From the listing below, tally the lines that include "планируемого". Return only the total.
+++++
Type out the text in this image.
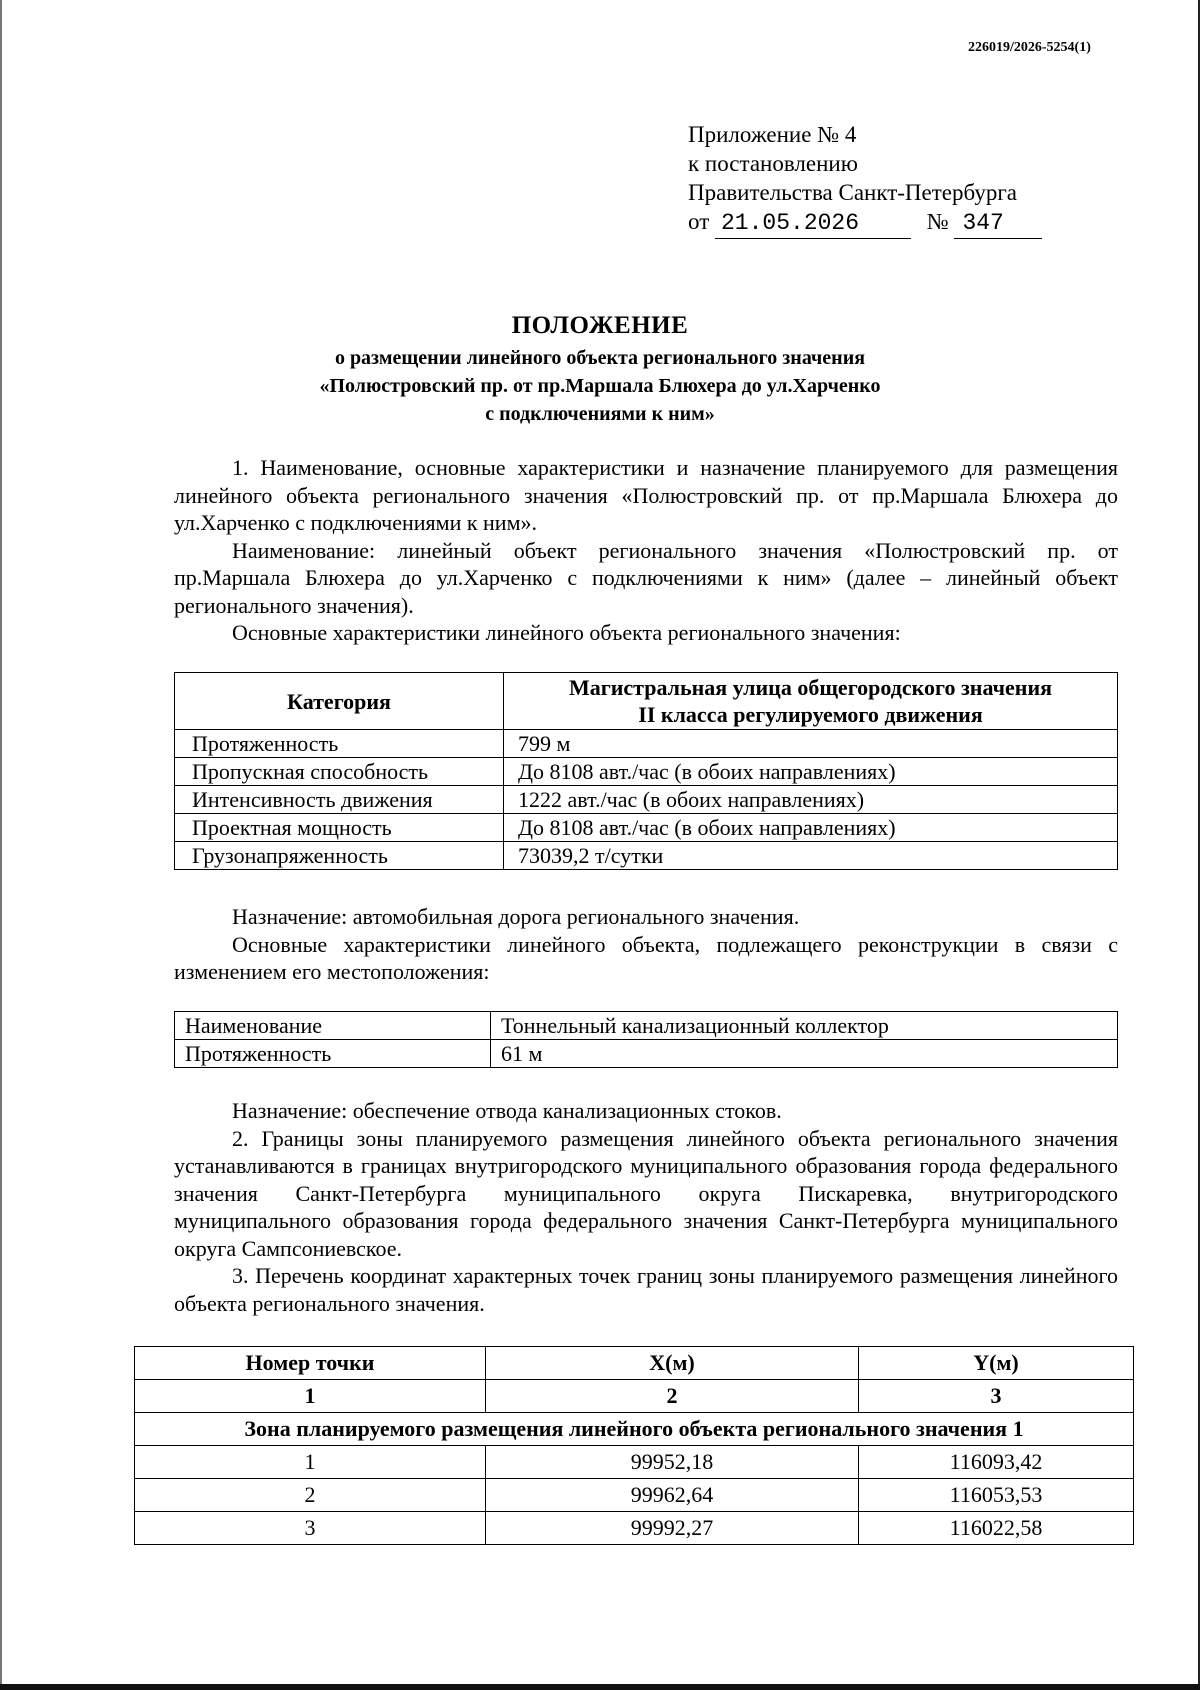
226019/2026-5254(1)
Приложение № 4
к постановлению
Правительства Санкт-Петербурга
от 21.05.2026	№ 347
ПОЛОЖЕНИЕ
о размещении линейного объекта регионального значения
«Полюстровский пр. от пр.Маршала Блюхера до ул.Харченко
с подключениями к ним»

1. Наименование, основные характеристики и назначение планируемого для размещения линейного объекта регионального значения «Полюстровский пр. от пр.Маршала Блюхера до ул.Харченко с подключениями к ним».

Наименование: линейный объект регионального значения «Полюстровский пр. от пр.Маршала Блюхера до ул.Харченко с подключениями к ним» (далее – линейный объект регионального значения).

Основные характеристики линейного объекта регионального значения:

Категория	Магистральная улица общегородского значения
II класса регулируемого движения

Протяженность	799 м
Пропускная способность	До 8108 авт./час (в обоих направлениях)
Интенсивность движения	1222 авт./час (в обоих направлениях)
Проектная мощность	До 8108 авт./час (в обоих направлениях)
Грузонапряженность	73039,2 т/сутки

Назначение: автомобильная дорога регионального значения.

Основные характеристики линейного объекта, подлежащего реконструкции в связи с изменением его местоположения:

Наименование	Тоннельный канализационный коллектор
Протяженность	61 м

Назначение: обеспечение отвода канализационных стоков.

2. Границы зоны планируемого размещения линейного объекта регионального значения устанавливаются в границах внутригородского муниципального образования города федерального значения Санкт-Петербурга муниципального округа Пискаревка, внутригородского муниципального образования города федерального значения Санкт-Петербурга муниципального округа Сампсониевское.

3. Перечень координат характерных точек границ зоны планируемого размещения линейного объекта регионального значения.

Номер точки	X(м)	Y(м)
1	2	3
Зона планируемого размещения линейного объекта регионального значения 1		
1	99952,18	116093,42
2	99962,64	116053,53
3	99992,27	116022,58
+++++
### WRITTEN RESPONSE:
4